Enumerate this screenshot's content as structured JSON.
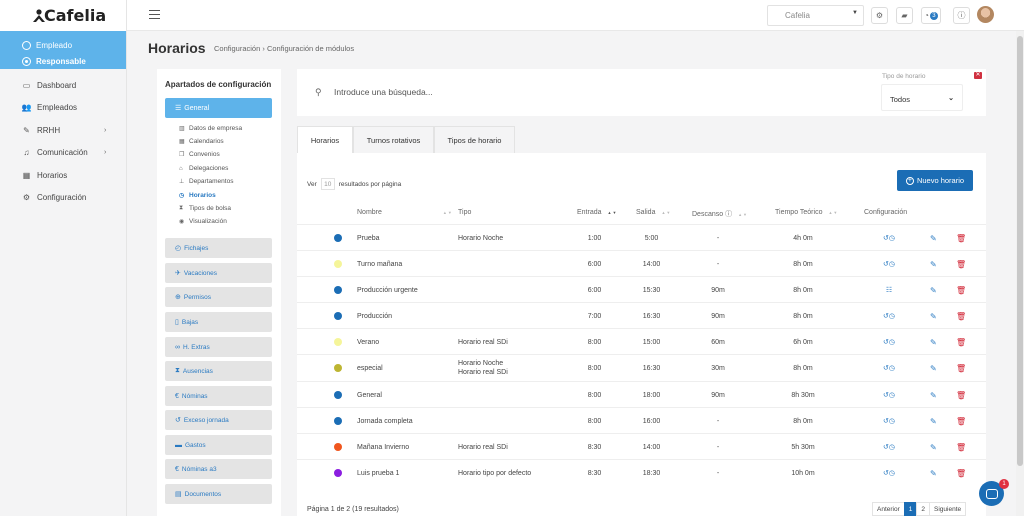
{
  "app": {
    "logo": "Cafelia"
  },
  "roles": [
    {
      "label": "Empleado"
    },
    {
      "label": "Responsable"
    }
  ],
  "sidebar": [
    {
      "label": "Dashboard",
      "icon": "monitor-icon"
    },
    {
      "label": "Empleados",
      "icon": "users-icon"
    },
    {
      "label": "RRHH",
      "icon": "edit-icon"
    },
    {
      "label": "Comunicación",
      "icon": "bell-icon"
    },
    {
      "label": "Horarios",
      "icon": "calendar-icon"
    },
    {
      "label": "Configuración",
      "icon": "gear-icon"
    }
  ],
  "topbar": {
    "company": "Cafelia",
    "notifications": "3"
  },
  "page": {
    "title": "Horarios",
    "breadcrumb": "Configuración  ›  Configuración de módulos"
  },
  "config_panel": {
    "title": "Apartados de configuración",
    "active_section": "General",
    "subitems": [
      {
        "label": "Datos de empresa"
      },
      {
        "label": "Calendarios"
      },
      {
        "label": "Convenios"
      },
      {
        "label": "Delegaciones"
      },
      {
        "label": "Departamentos"
      },
      {
        "label": "Horarios"
      },
      {
        "label": "Tipos de bolsa"
      },
      {
        "label": "Visualización"
      }
    ],
    "sections": [
      {
        "label": "Fichajes",
        "icon": "clock-icon"
      },
      {
        "label": "Vacaciones",
        "icon": "plane-icon"
      },
      {
        "label": "Permisos",
        "icon": "lifebuoy-icon"
      },
      {
        "label": "Bajas",
        "icon": "bandage-icon"
      },
      {
        "label": "H. Extras",
        "icon": "binoculars-icon"
      },
      {
        "label": "Ausencias",
        "icon": "hourglass-icon"
      },
      {
        "label": "Nóminas",
        "icon": "euro-icon"
      },
      {
        "label": "Exceso jornada",
        "icon": "history-icon"
      },
      {
        "label": "Gastos",
        "icon": "card-icon"
      },
      {
        "label": "Nóminas a3",
        "icon": "euro-icon"
      },
      {
        "label": "Documentos",
        "icon": "document-icon"
      }
    ]
  },
  "search": {
    "placeholder": "Introduce una búsqueda...",
    "type_label": "Tipo de horario",
    "type_value": "Todos"
  },
  "tabs": [
    {
      "label": "Horarios"
    },
    {
      "label": "Turnos rotativos"
    },
    {
      "label": "Tipos de horario"
    }
  ],
  "table": {
    "per_page_prefix": "Ver",
    "per_page": "10",
    "per_page_suffix": "resultados por página",
    "new_button": "Nuevo horario",
    "columns": [
      "Nombre",
      "Tipo",
      "Entrada",
      "Salida",
      "Descanso",
      "Tiempo Teórico",
      "Configuración"
    ],
    "rows": [
      {
        "color": "#1b6db5",
        "name": "Prueba",
        "type": "Horario Noche",
        "type2": "",
        "in": "1:00",
        "out": "5:00",
        "break": "-",
        "time": "4h 0m",
        "cfg": "history-icon"
      },
      {
        "color": "#f5f59a",
        "name": "Turno mañana",
        "type": "",
        "type2": "",
        "in": "6:00",
        "out": "14:00",
        "break": "-",
        "time": "8h 0m",
        "cfg": "history-icon"
      },
      {
        "color": "#1b6db5",
        "name": "Producción urgente",
        "type": "",
        "type2": "",
        "in": "6:00",
        "out": "15:30",
        "break": "90m",
        "time": "8h 0m",
        "cfg": "sliders-icon"
      },
      {
        "color": "#1b6db5",
        "name": "Producción",
        "type": "",
        "type2": "",
        "in": "7:00",
        "out": "16:30",
        "break": "90m",
        "time": "8h 0m",
        "cfg": "history-icon"
      },
      {
        "color": "#f5f59a",
        "name": "Verano",
        "type": "Horario real SDi",
        "type2": "",
        "in": "8:00",
        "out": "15:00",
        "break": "60m",
        "time": "6h 0m",
        "cfg": "history-icon"
      },
      {
        "color": "#bdb532",
        "name": "especial",
        "type": "Horario Noche",
        "type2": "Horario real SDi",
        "in": "8:00",
        "out": "16:30",
        "break": "30m",
        "time": "8h 0m",
        "cfg": "history-icon"
      },
      {
        "color": "#1b6db5",
        "name": "General",
        "type": "",
        "type2": "",
        "in": "8:00",
        "out": "18:00",
        "break": "90m",
        "time": "8h 30m",
        "cfg": "history-icon"
      },
      {
        "color": "#1b6db5",
        "name": "Jornada completa",
        "type": "",
        "type2": "",
        "in": "8:00",
        "out": "16:00",
        "break": "-",
        "time": "8h 0m",
        "cfg": "history-icon"
      },
      {
        "color": "#f0561e",
        "name": "Mañana Invierno",
        "type": "Horario real SDi",
        "type2": "",
        "in": "8:30",
        "out": "14:00",
        "break": "-",
        "time": "5h 30m",
        "cfg": "history-icon"
      },
      {
        "color": "#8b1ee0",
        "name": "Luis prueba 1",
        "type": "Horario tipo por defecto",
        "type2": "",
        "in": "8:30",
        "out": "18:30",
        "break": "-",
        "time": "10h 0m",
        "cfg": "history-icon"
      }
    ],
    "footer": "Página 1 de 2 (19 resultados)",
    "pager": {
      "prev": "Anterior",
      "pages": [
        "1",
        "2"
      ],
      "next": "Siguiente"
    }
  },
  "chat": {
    "badge": "1"
  }
}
§ §
Without the pictures, restate all of the entries above verbatim.

Enumerate this screenshot's content as structured JSON.
{
  "app": {
    "logo": "Cafelia"
  },
  "roles": [
    {
      "label": "Empleado"
    },
    {
      "label": "Responsable"
    }
  ],
  "sidebar": [
    {
      "label": "Dashboard",
      "icon": "monitor-icon"
    },
    {
      "label": "Empleados",
      "icon": "users-icon"
    },
    {
      "label": "RRHH",
      "icon": "edit-icon"
    },
    {
      "label": "Comunicación",
      "icon": "bell-icon"
    },
    {
      "label": "Horarios",
      "icon": "calendar-icon"
    },
    {
      "label": "Configuración",
      "icon": "gear-icon"
    }
  ],
  "topbar": {
    "company": "Cafelia",
    "notifications": "3"
  },
  "page": {
    "title": "Horarios",
    "breadcrumb": "Configuración  ›  Configuración de módulos"
  },
  "config_panel": {
    "title": "Apartados de configuración",
    "active_section": "General",
    "subitems": [
      {
        "label": "Datos de empresa"
      },
      {
        "label": "Calendarios"
      },
      {
        "label": "Convenios"
      },
      {
        "label": "Delegaciones"
      },
      {
        "label": "Departamentos"
      },
      {
        "label": "Horarios"
      },
      {
        "label": "Tipos de bolsa"
      },
      {
        "label": "Visualización"
      }
    ],
    "sections": [
      {
        "label": "Fichajes",
        "icon": "clock-icon"
      },
      {
        "label": "Vacaciones",
        "icon": "plane-icon"
      },
      {
        "label": "Permisos",
        "icon": "lifebuoy-icon"
      },
      {
        "label": "Bajas",
        "icon": "bandage-icon"
      },
      {
        "label": "H. Extras",
        "icon": "binoculars-icon"
      },
      {
        "label": "Ausencias",
        "icon": "hourglass-icon"
      },
      {
        "label": "Nóminas",
        "icon": "euro-icon"
      },
      {
        "label": "Exceso jornada",
        "icon": "history-icon"
      },
      {
        "label": "Gastos",
        "icon": "card-icon"
      },
      {
        "label": "Nóminas a3",
        "icon": "euro-icon"
      },
      {
        "label": "Documentos",
        "icon": "document-icon"
      }
    ]
  },
  "search": {
    "placeholder": "Introduce una búsqueda...",
    "type_label": "Tipo de horario",
    "type_value": "Todos"
  },
  "tabs": [
    {
      "label": "Horarios"
    },
    {
      "label": "Turnos rotativos"
    },
    {
      "label": "Tipos de horario"
    }
  ],
  "table": {
    "per_page_prefix": "Ver",
    "per_page": "10",
    "per_page_suffix": "resultados por página",
    "new_button": "Nuevo horario",
    "columns": [
      "Nombre",
      "Tipo",
      "Entrada",
      "Salida",
      "Descanso",
      "Tiempo Teórico",
      "Configuración"
    ],
    "rows": [
      {
        "color": "#1b6db5",
        "name": "Prueba",
        "type": "Horario Noche",
        "type2": "",
        "in": "1:00",
        "out": "5:00",
        "break": "-",
        "time": "4h 0m",
        "cfg": "history-icon"
      },
      {
        "color": "#f5f59a",
        "name": "Turno mañana",
        "type": "",
        "type2": "",
        "in": "6:00",
        "out": "14:00",
        "break": "-",
        "time": "8h 0m",
        "cfg": "history-icon"
      },
      {
        "color": "#1b6db5",
        "name": "Producción urgente",
        "type": "",
        "type2": "",
        "in": "6:00",
        "out": "15:30",
        "break": "90m",
        "time": "8h 0m",
        "cfg": "sliders-icon"
      },
      {
        "color": "#1b6db5",
        "name": "Producción",
        "type": "",
        "type2": "",
        "in": "7:00",
        "out": "16:30",
        "break": "90m",
        "time": "8h 0m",
        "cfg": "history-icon"
      },
      {
        "color": "#f5f59a",
        "name": "Verano",
        "type": "Horario real SDi",
        "type2": "",
        "in": "8:00",
        "out": "15:00",
        "break": "60m",
        "time": "6h 0m",
        "cfg": "history-icon"
      },
      {
        "color": "#bdb532",
        "name": "especial",
        "type": "Horario Noche",
        "type2": "Horario real SDi",
        "in": "8:00",
        "out": "16:30",
        "break": "30m",
        "time": "8h 0m",
        "cfg": "history-icon"
      },
      {
        "color": "#1b6db5",
        "name": "General",
        "type": "",
        "type2": "",
        "in": "8:00",
        "out": "18:00",
        "break": "90m",
        "time": "8h 30m",
        "cfg": "history-icon"
      },
      {
        "color": "#1b6db5",
        "name": "Jornada completa",
        "type": "",
        "type2": "",
        "in": "8:00",
        "out": "16:00",
        "break": "-",
        "time": "8h 0m",
        "cfg": "history-icon"
      },
      {
        "color": "#f0561e",
        "name": "Mañana Invierno",
        "type": "Horario real SDi",
        "type2": "",
        "in": "8:30",
        "out": "14:00",
        "break": "-",
        "time": "5h 30m",
        "cfg": "history-icon"
      },
      {
        "color": "#8b1ee0",
        "name": "Luis prueba 1",
        "type": "Horario tipo por defecto",
        "type2": "",
        "in": "8:30",
        "out": "18:30",
        "break": "-",
        "time": "10h 0m",
        "cfg": "history-icon"
      }
    ],
    "footer": "Página 1 de 2 (19 resultados)",
    "pager": {
      "prev": "Anterior",
      "pages": [
        "1",
        "2"
      ],
      "next": "Siguiente"
    }
  },
  "chat": {
    "badge": "1"
  }
}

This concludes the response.